### WRITTEN PROBLEM
Can you print verbatim the items below, from the first one through the line that contains "post-author[interactable]: 헤이즈LEE [363, 313, 421, 332]", including that line?

### RECORDS PROVIDED

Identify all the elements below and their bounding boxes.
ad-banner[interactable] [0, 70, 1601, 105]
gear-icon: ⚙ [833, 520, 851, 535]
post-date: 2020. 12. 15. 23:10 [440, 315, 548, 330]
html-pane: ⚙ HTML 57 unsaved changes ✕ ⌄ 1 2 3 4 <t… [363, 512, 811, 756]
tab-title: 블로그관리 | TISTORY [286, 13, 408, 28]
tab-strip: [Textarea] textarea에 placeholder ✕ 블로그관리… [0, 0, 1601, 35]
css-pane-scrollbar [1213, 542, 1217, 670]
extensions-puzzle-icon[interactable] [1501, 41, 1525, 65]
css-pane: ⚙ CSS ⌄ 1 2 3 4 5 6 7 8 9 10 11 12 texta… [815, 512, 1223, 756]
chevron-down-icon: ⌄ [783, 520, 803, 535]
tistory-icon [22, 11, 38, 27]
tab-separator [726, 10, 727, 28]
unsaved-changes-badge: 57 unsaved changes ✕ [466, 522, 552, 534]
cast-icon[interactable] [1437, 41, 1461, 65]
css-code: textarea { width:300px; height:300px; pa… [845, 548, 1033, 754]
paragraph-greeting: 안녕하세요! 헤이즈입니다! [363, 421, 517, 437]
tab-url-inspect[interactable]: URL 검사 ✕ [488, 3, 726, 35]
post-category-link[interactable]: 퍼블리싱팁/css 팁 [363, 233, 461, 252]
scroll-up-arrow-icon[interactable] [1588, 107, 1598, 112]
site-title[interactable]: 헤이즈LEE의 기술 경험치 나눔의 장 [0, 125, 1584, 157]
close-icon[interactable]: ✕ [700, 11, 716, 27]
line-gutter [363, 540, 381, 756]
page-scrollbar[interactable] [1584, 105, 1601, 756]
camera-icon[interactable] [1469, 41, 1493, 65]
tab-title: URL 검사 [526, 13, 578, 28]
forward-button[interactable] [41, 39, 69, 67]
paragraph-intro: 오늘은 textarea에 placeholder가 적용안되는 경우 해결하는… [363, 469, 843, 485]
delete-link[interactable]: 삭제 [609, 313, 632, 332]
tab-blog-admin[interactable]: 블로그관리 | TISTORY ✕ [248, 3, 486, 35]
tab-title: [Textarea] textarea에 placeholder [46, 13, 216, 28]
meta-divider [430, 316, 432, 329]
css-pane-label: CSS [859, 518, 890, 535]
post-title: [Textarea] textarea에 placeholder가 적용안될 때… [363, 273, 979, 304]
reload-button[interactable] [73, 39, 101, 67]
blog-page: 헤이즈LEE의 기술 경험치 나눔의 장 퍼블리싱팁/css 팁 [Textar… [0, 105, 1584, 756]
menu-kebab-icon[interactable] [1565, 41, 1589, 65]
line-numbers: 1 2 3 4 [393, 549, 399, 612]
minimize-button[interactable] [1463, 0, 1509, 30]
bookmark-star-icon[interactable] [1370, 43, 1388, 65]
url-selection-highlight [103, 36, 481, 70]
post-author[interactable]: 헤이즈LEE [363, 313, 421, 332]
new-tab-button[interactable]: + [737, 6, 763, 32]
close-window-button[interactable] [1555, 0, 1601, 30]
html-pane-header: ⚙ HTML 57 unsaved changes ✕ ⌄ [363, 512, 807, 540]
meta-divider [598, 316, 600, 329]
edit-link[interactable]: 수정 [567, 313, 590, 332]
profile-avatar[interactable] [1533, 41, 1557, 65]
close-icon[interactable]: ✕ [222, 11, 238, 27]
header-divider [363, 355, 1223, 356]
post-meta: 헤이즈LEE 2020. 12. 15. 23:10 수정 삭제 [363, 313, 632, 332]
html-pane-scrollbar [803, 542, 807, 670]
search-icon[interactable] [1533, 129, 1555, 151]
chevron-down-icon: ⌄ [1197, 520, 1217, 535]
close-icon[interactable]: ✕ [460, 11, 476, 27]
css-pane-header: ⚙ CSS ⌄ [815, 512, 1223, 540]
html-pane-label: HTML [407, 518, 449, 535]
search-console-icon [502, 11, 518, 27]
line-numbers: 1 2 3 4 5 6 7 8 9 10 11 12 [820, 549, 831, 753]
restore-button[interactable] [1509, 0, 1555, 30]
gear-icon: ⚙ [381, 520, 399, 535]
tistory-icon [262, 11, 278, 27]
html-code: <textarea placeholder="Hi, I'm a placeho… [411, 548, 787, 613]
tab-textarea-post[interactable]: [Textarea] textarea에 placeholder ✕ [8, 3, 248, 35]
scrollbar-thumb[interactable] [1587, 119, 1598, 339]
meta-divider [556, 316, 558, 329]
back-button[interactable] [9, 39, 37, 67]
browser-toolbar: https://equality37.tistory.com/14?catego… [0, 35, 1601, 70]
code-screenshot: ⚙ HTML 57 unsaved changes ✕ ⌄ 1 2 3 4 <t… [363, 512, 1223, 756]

### ANSWER TO THIS TASK
Identify all the elements below and their bounding boxes.
ad-banner[interactable] [0, 70, 1601, 105]
gear-icon: ⚙ [833, 520, 851, 535]
post-date: 2020. 12. 15. 23:10 [440, 315, 548, 330]
html-pane: ⚙ HTML 57 unsaved changes ✕ ⌄ 1 2 3 4 <t… [363, 512, 811, 756]
tab-title: 블로그관리 | TISTORY [286, 13, 408, 28]
tab-strip: [Textarea] textarea에 placeholder ✕ 블로그관리… [0, 0, 1601, 35]
css-pane-scrollbar [1213, 542, 1217, 670]
extensions-puzzle-icon[interactable] [1501, 41, 1525, 65]
css-pane: ⚙ CSS ⌄ 1 2 3 4 5 6 7 8 9 10 11 12 texta… [815, 512, 1223, 756]
chevron-down-icon: ⌄ [783, 520, 803, 535]
tistory-icon [22, 11, 38, 27]
tab-separator [726, 10, 727, 28]
unsaved-changes-badge: 57 unsaved changes ✕ [466, 522, 552, 534]
cast-icon[interactable] [1437, 41, 1461, 65]
css-code: textarea { width:300px; height:300px; pa… [845, 548, 1033, 754]
paragraph-greeting: 안녕하세요! 헤이즈입니다! [363, 421, 517, 437]
tab-url-inspect[interactable]: URL 검사 ✕ [488, 3, 726, 35]
post-category-link[interactable]: 퍼블리싱팁/css 팁 [363, 233, 461, 252]
scroll-up-arrow-icon[interactable] [1588, 107, 1598, 112]
site-title[interactable]: 헤이즈LEE의 기술 경험치 나눔의 장 [0, 125, 1584, 157]
close-icon[interactable]: ✕ [700, 11, 716, 27]
line-gutter [363, 540, 381, 756]
page-scrollbar[interactable] [1584, 105, 1601, 756]
camera-icon[interactable] [1469, 41, 1493, 65]
tab-title: URL 검사 [526, 13, 578, 28]
forward-button[interactable] [41, 39, 69, 67]
paragraph-intro: 오늘은 textarea에 placeholder가 적용안되는 경우 해결하는… [363, 469, 843, 485]
delete-link[interactable]: 삭제 [609, 313, 632, 332]
tab-blog-admin[interactable]: 블로그관리 | TISTORY ✕ [248, 3, 486, 35]
tab-title: [Textarea] textarea에 placeholder [46, 13, 216, 28]
meta-divider [430, 316, 432, 329]
css-pane-label: CSS [859, 518, 890, 535]
post-title: [Textarea] textarea에 placeholder가 적용안될 때… [363, 273, 979, 304]
reload-button[interactable] [73, 39, 101, 67]
blog-page: 헤이즈LEE의 기술 경험치 나눔의 장 퍼블리싱팁/css 팁 [Textar… [0, 105, 1584, 756]
menu-kebab-icon[interactable] [1565, 41, 1589, 65]
line-numbers: 1 2 3 4 [393, 549, 399, 612]
minimize-button[interactable] [1463, 0, 1509, 30]
bookmark-star-icon[interactable] [1370, 43, 1388, 65]
url-selection-highlight [103, 36, 481, 70]
post-author[interactable]: 헤이즈LEE [363, 313, 421, 332]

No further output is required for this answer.